▶ _Requirement_
Output every line of the rows below as a JSON list of strings, one string per line. Skip blank lines and leave out the pictures.

Rows from a dataset:
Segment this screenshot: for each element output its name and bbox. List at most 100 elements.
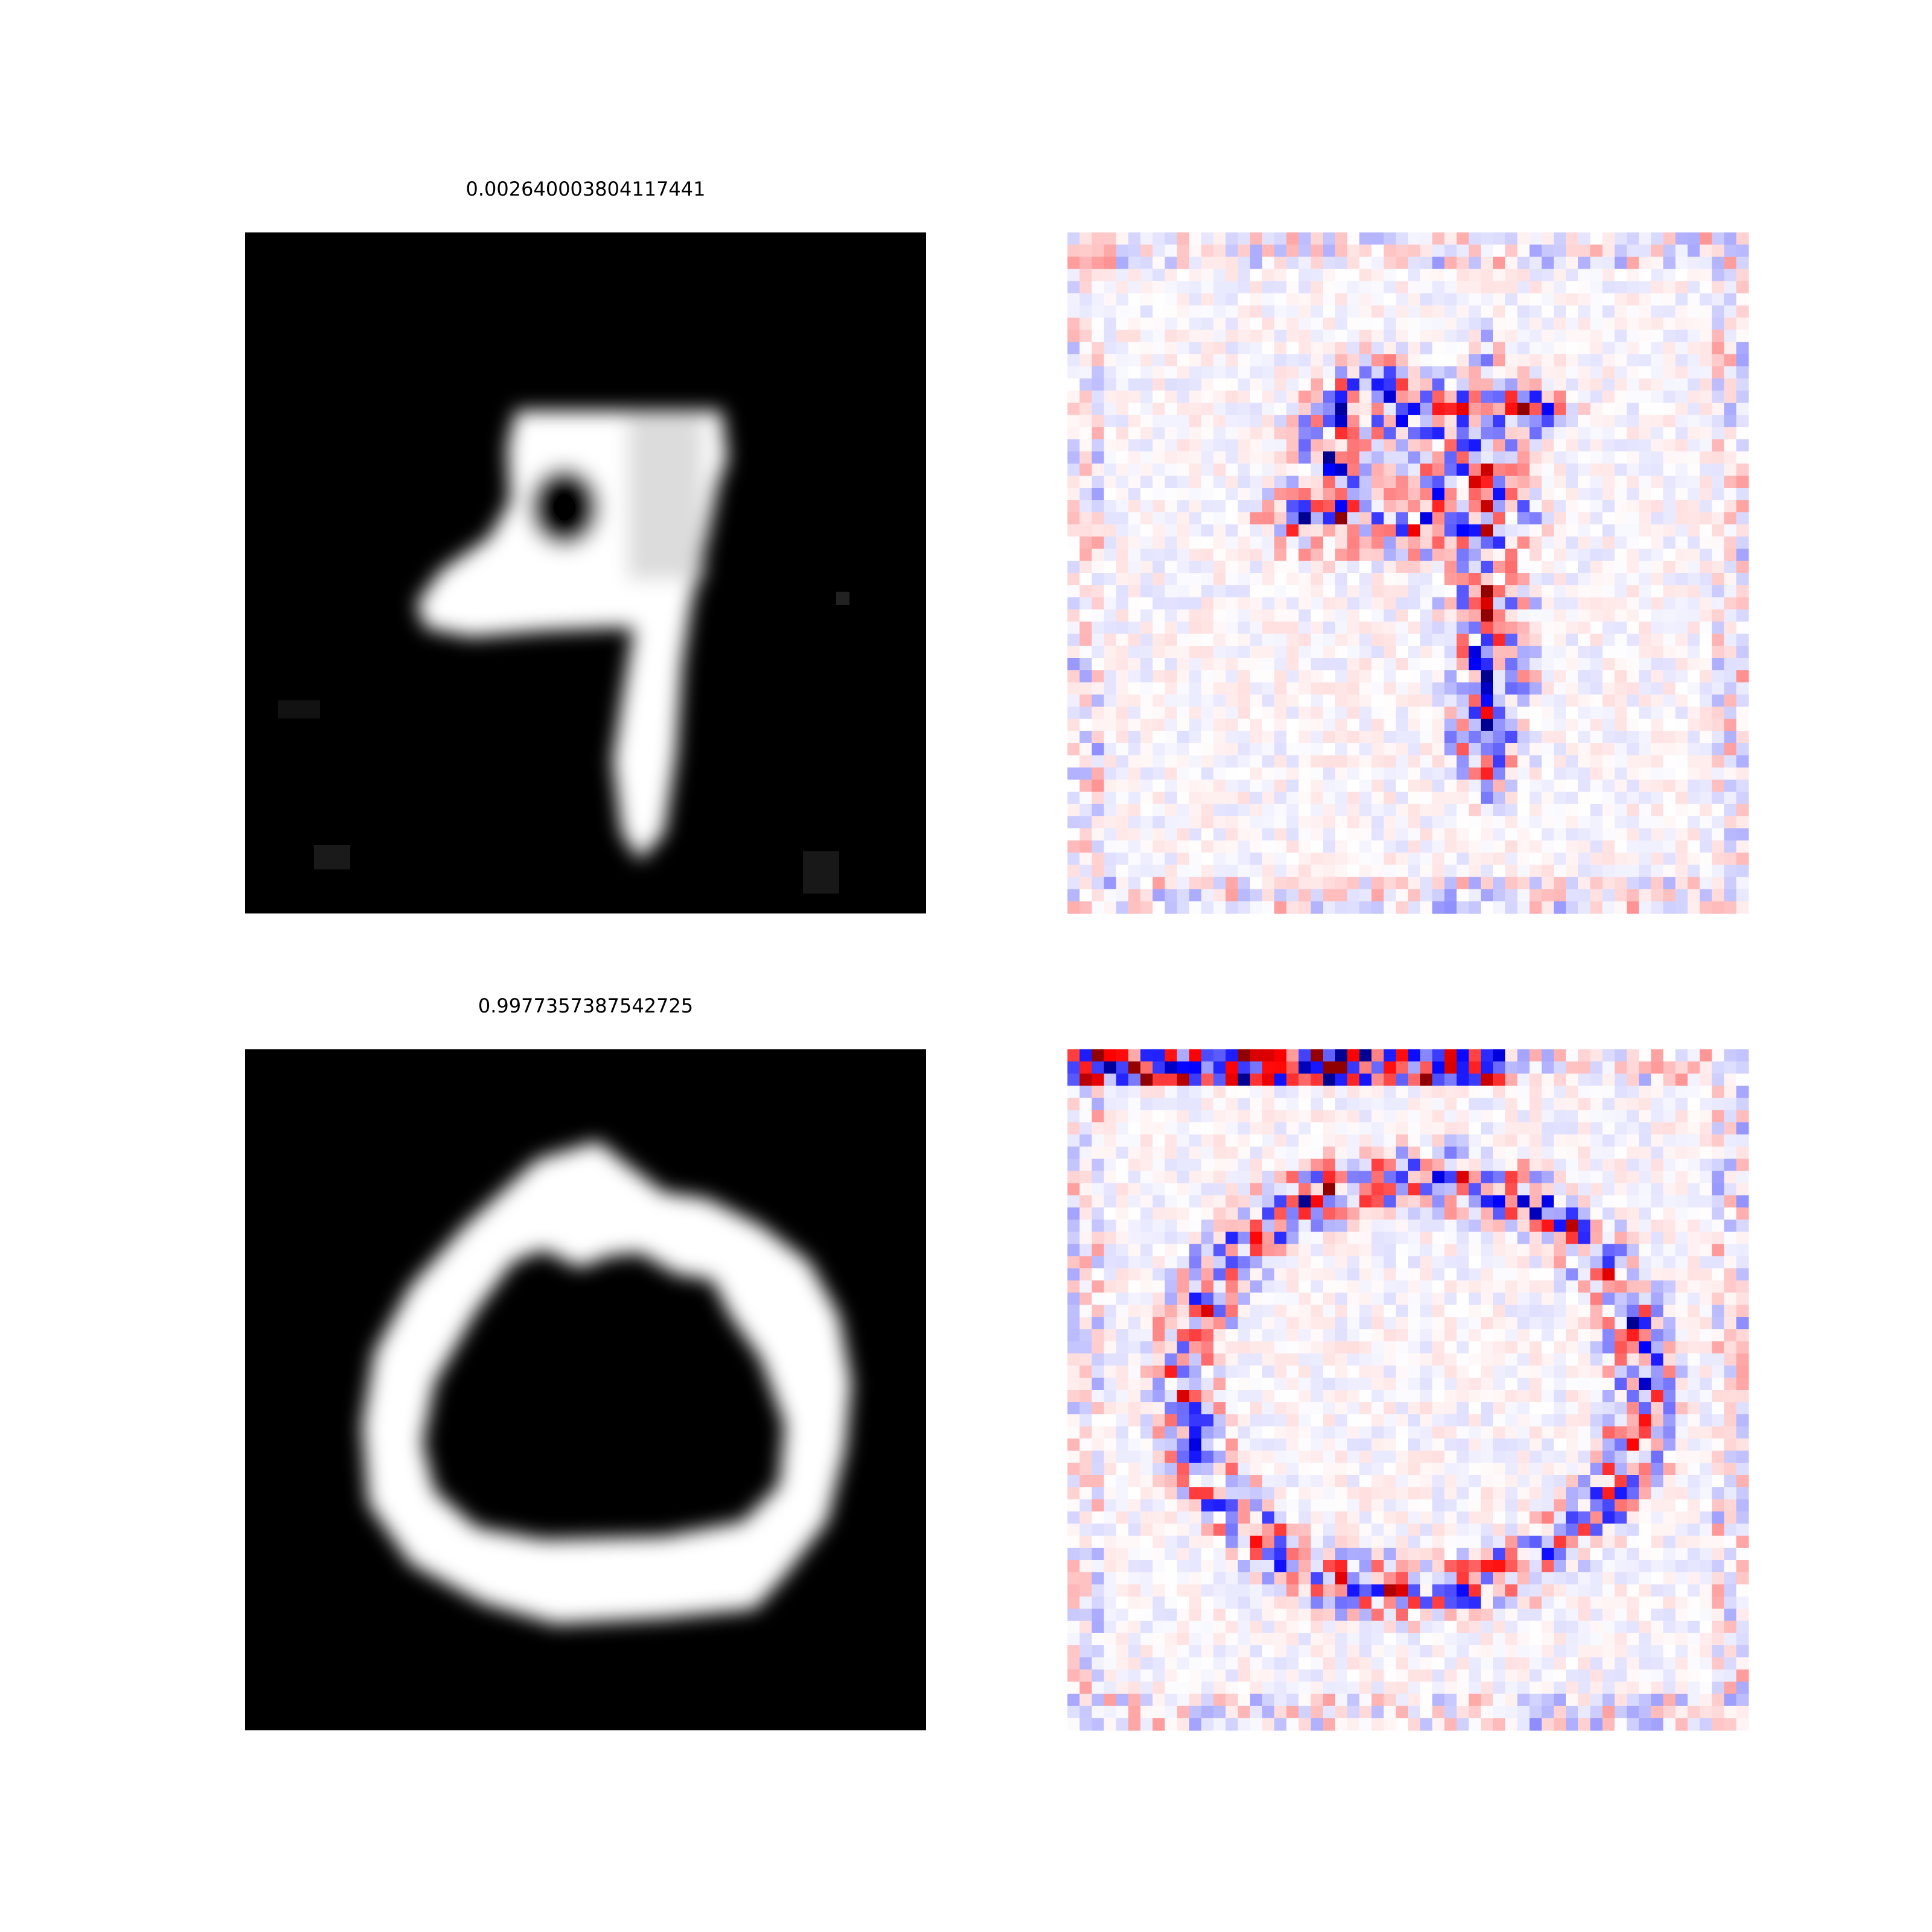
heatmap-cell — [1310, 1098, 1323, 1111]
heatmap-cell — [1153, 755, 1165, 768]
heatmap-cell — [1687, 269, 1701, 282]
heatmap-cell — [1286, 439, 1299, 452]
heatmap-cell — [1578, 232, 1591, 245]
heatmap-cell — [1712, 1268, 1725, 1281]
heatmap-cell — [1347, 500, 1360, 513]
heatmap-cell — [1541, 305, 1555, 318]
heatmap-cell — [1323, 366, 1335, 379]
heatmap-cell — [1602, 415, 1616, 427]
heatmap-cell — [1517, 305, 1531, 318]
heatmap-cell — [1310, 439, 1323, 452]
heatmap-cell — [1395, 403, 1409, 415]
heatmap-cell — [1335, 1098, 1348, 1111]
heatmap-cell — [1675, 1061, 1688, 1074]
heatmap-cell — [1687, 1341, 1701, 1354]
heatmap-cell — [1553, 852, 1567, 866]
heatmap-cell — [1383, 1183, 1396, 1196]
heatmap-cell — [1359, 1195, 1372, 1208]
heatmap-cell — [1371, 1195, 1384, 1208]
heatmap-cell — [1310, 1365, 1323, 1378]
heatmap-cell — [1116, 889, 1129, 902]
heatmap-cell — [1493, 645, 1506, 659]
heatmap-cell — [1687, 658, 1701, 671]
heatmap-cell — [1274, 318, 1287, 330]
heatmap-cell — [1700, 585, 1713, 598]
heatmap-cell — [1468, 1292, 1482, 1305]
heatmap-cell — [1274, 475, 1287, 488]
heatmap-cell — [1153, 852, 1165, 866]
heatmap-cell — [1286, 1122, 1299, 1135]
heatmap-cell — [1639, 1341, 1652, 1354]
heatmap-cell — [1140, 1353, 1153, 1366]
heatmap-cell — [1067, 865, 1080, 878]
heatmap-cell — [1456, 463, 1470, 476]
heatmap-cell — [1238, 1414, 1250, 1427]
heatmap-cell — [1639, 500, 1652, 513]
heatmap-cell — [1505, 293, 1518, 306]
heatmap-cell — [1262, 1086, 1275, 1099]
heatmap-cell — [1700, 1244, 1713, 1257]
heatmap-cell — [1602, 245, 1616, 257]
heatmap-cell — [1140, 731, 1153, 744]
heatmap-cell — [1298, 706, 1311, 720]
heatmap-cell — [1432, 1147, 1445, 1159]
heatmap-cell — [1165, 330, 1177, 342]
heatmap-cell — [1335, 318, 1348, 330]
heatmap-cell — [1177, 1305, 1190, 1317]
heatmap-cell — [1444, 415, 1457, 427]
heatmap-cell — [1480, 1305, 1494, 1317]
heatmap-cell — [1553, 1049, 1567, 1062]
heatmap-cell — [1651, 670, 1664, 683]
heatmap-cell — [1116, 645, 1129, 659]
heatmap-cell — [1541, 1305, 1555, 1317]
heatmap-cell — [1639, 524, 1652, 537]
heatmap-cell — [1553, 1365, 1567, 1378]
heatmap-cell — [1153, 1061, 1165, 1074]
heatmap-cell — [1687, 865, 1701, 878]
heatmap-cell — [1432, 1061, 1445, 1074]
heatmap-cell — [1335, 585, 1348, 598]
heatmap-cell — [1553, 840, 1567, 853]
heatmap-cell — [1687, 342, 1701, 355]
heatmap-cell — [1323, 512, 1335, 525]
heatmap-cell — [1310, 378, 1323, 391]
heatmap-cell — [1553, 1183, 1567, 1196]
heatmap-cell — [1153, 1134, 1165, 1147]
heatmap-cell — [1614, 633, 1628, 647]
heatmap-cell — [1238, 330, 1250, 342]
heatmap-cell — [1165, 1390, 1177, 1403]
heatmap-cell — [1529, 706, 1543, 720]
heatmap-cell — [1177, 524, 1190, 537]
heatmap-cell — [1092, 1292, 1105, 1305]
heatmap-cell — [1189, 670, 1202, 683]
heatmap-cell — [1116, 257, 1129, 270]
heatmap-cell — [1104, 767, 1117, 781]
heatmap-cell — [1323, 670, 1335, 683]
heatmap-cell — [1298, 548, 1311, 561]
heatmap-cell — [1201, 779, 1214, 793]
heatmap-cell — [1383, 767, 1396, 781]
heatmap-cell — [1201, 1268, 1214, 1281]
heatmap-cell — [1250, 633, 1262, 647]
heatmap-cell — [1286, 305, 1299, 318]
heatmap-cell — [1493, 512, 1506, 525]
heatmap-cell — [1590, 706, 1603, 720]
heatmap-cell — [1517, 536, 1531, 549]
heatmap-cell — [1371, 1122, 1384, 1135]
heatmap-cell — [1274, 524, 1287, 537]
heatmap-cell — [1505, 560, 1518, 574]
heatmap-cell — [1140, 1110, 1153, 1123]
heatmap-cell — [1310, 232, 1323, 245]
heatmap-cell — [1359, 767, 1372, 781]
heatmap-cell — [1213, 718, 1226, 732]
heatmap-cell — [1383, 548, 1396, 561]
heatmap-cell — [1153, 318, 1165, 330]
heatmap-cell — [1116, 792, 1129, 805]
heatmap-cell — [1383, 1365, 1396, 1378]
heatmap-cell — [1225, 1207, 1238, 1220]
heatmap-cell — [1359, 245, 1372, 257]
heatmap-cell — [1602, 1086, 1616, 1099]
heatmap-cell — [1371, 1183, 1384, 1196]
heatmap-cell — [1104, 633, 1117, 647]
heatmap-cell — [1553, 342, 1567, 355]
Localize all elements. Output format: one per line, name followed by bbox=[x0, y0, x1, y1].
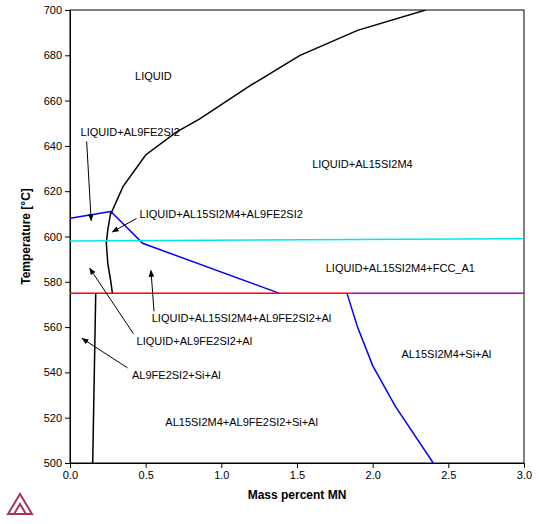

▶ _Final result_
[
  "Segment this screenshot: for each element output its name and bbox. List at most 100 elements.",
  "heatmap-cell — [1310, 1098, 1323, 1111]",
  "heatmap-cell — [1153, 755, 1165, 768]",
  "heatmap-cell — [1687, 269, 1701, 282]",
  "heatmap-cell — [1286, 439, 1299, 452]",
  "heatmap-cell — [1578, 232, 1591, 245]",
  "heatmap-cell — [1712, 1268, 1725, 1281]",
  "heatmap-cell — [1347, 500, 1360, 513]",
  "heatmap-cell — [1541, 305, 1555, 318]",
  "heatmap-cell — [1323, 366, 1335, 379]",
  "heatmap-cell — [1602, 415, 1616, 427]",
  "heatmap-cell — [1517, 305, 1531, 318]",
  "heatmap-cell — [1310, 439, 1323, 452]",
  "heatmap-cell — [1395, 403, 1409, 415]",
  "heatmap-cell — [1335, 1098, 1348, 1111]",
  "heatmap-cell — [1675, 1061, 1688, 1074]",
  "heatmap-cell — [1687, 1341, 1701, 1354]",
  "heatmap-cell — [1553, 852, 1567, 866]",
  "heatmap-cell — [1383, 1183, 1396, 1196]",
  "heatmap-cell — [1359, 1195, 1372, 1208]",
  "heatmap-cell — [1371, 1195, 1384, 1208]",
  "heatmap-cell — [1310, 1365, 1323, 1378]",
  "heatmap-cell — [1116, 889, 1129, 902]",
  "heatmap-cell — [1493, 645, 1506, 659]",
  "heatmap-cell — [1687, 658, 1701, 671]",
  "heatmap-cell — [1274, 318, 1287, 330]",
  "heatmap-cell — [1700, 585, 1713, 598]",
  "heatmap-cell — [1468, 1292, 1482, 1305]",
  "heatmap-cell — [1274, 475, 1287, 488]",
  "heatmap-cell — [1153, 852, 1165, 866]",
  "heatmap-cell — [1286, 1122, 1299, 1135]",
  "heatmap-cell — [1639, 1341, 1652, 1354]",
  "heatmap-cell — [1140, 1353, 1153, 1366]",
  "heatmap-cell — [1067, 865, 1080, 878]",
  "heatmap-cell — [1456, 463, 1470, 476]",
  "heatmap-cell — [1238, 1414, 1250, 1427]",
  "heatmap-cell — [1639, 500, 1652, 513]",
  "heatmap-cell — [1505, 293, 1518, 306]",
  "heatmap-cell — [1262, 1086, 1275, 1099]",
  "heatmap-cell — [1700, 1244, 1713, 1257]",
  "heatmap-cell — [1602, 245, 1616, 257]",
  "heatmap-cell — [1140, 731, 1153, 744]",
  "heatmap-cell — [1298, 706, 1311, 720]",
  "heatmap-cell — [1432, 1147, 1445, 1159]",
  "heatmap-cell — [1165, 330, 1177, 342]",
  "heatmap-cell — [1335, 318, 1348, 330]",
  "heatmap-cell — [1177, 1305, 1190, 1317]",
  "heatmap-cell — [1444, 415, 1457, 427]",
  "heatmap-cell — [1480, 1305, 1494, 1317]",
  "heatmap-cell — [1553, 1049, 1567, 1062]",
  "heatmap-cell — [1651, 670, 1664, 683]",
  "heatmap-cell — [1116, 645, 1129, 659]",
  "heatmap-cell — [1541, 1305, 1555, 1317]",
  "heatmap-cell — [1639, 524, 1652, 537]",
  "heatmap-cell — [1553, 1365, 1567, 1378]",
  "heatmap-cell — [1153, 1061, 1165, 1074]",
  "heatmap-cell — [1687, 865, 1701, 878]",
  "heatmap-cell — [1432, 1061, 1445, 1074]",
  "heatmap-cell — [1335, 585, 1348, 598]",
  "heatmap-cell — [1553, 840, 1567, 853]",
  "heatmap-cell — [1687, 342, 1701, 355]",
  "heatmap-cell — [1323, 512, 1335, 525]",
  "heatmap-cell — [1310, 378, 1323, 391]",
  "heatmap-cell — [1553, 1183, 1567, 1196]",
  "heatmap-cell — [1153, 1134, 1165, 1147]",
  "heatmap-cell — [1614, 633, 1628, 647]",
  "heatmap-cell — [1238, 330, 1250, 342]",
  "heatmap-cell — [1165, 1390, 1177, 1403]",
  "heatmap-cell — [1529, 706, 1543, 720]",
  "heatmap-cell — [1177, 524, 1190, 537]",
  "heatmap-cell — [1092, 1292, 1105, 1305]",
  "heatmap-cell — [1189, 670, 1202, 683]",
  "heatmap-cell — [1116, 257, 1129, 270]",
  "heatmap-cell — [1104, 767, 1117, 781]",
  "heatmap-cell — [1323, 670, 1335, 683]",
  "heatmap-cell — [1298, 548, 1311, 561]",
  "heatmap-cell — [1201, 779, 1214, 793]",
  "heatmap-cell — [1383, 767, 1396, 781]",
  "heatmap-cell — [1201, 1268, 1214, 1281]",
  "heatmap-cell — [1250, 633, 1262, 647]",
  "heatmap-cell — [1286, 305, 1299, 318]",
  "heatmap-cell — [1493, 512, 1506, 525]",
  "heatmap-cell — [1590, 706, 1603, 720]",
  "heatmap-cell — [1517, 536, 1531, 549]",
  "heatmap-cell — [1371, 1122, 1384, 1135]",
  "heatmap-cell — [1274, 524, 1287, 537]",
  "heatmap-cell — [1505, 560, 1518, 574]",
  "heatmap-cell — [1140, 1110, 1153, 1123]",
  "heatmap-cell — [1310, 232, 1323, 245]",
  "heatmap-cell — [1359, 767, 1372, 781]",
  "heatmap-cell — [1213, 718, 1226, 732]",
  "heatmap-cell — [1383, 548, 1396, 561]",
  "heatmap-cell — [1153, 318, 1165, 330]",
  "heatmap-cell — [1116, 792, 1129, 805]",
  "heatmap-cell — [1383, 1365, 1396, 1378]",
  "heatmap-cell — [1225, 1207, 1238, 1220]",
  "heatmap-cell — [1359, 245, 1372, 257]",
  "heatmap-cell — [1602, 1086, 1616, 1099]",
  "heatmap-cell — [1371, 1183, 1384, 1196]",
  "heatmap-cell — [1104, 633, 1117, 647]",
  "heatmap-cell — [1553, 342, 1567, 355]",
  "Localize all elements. Output format: one per line, name followed by bbox=[x0, y0, x1, y1]."
]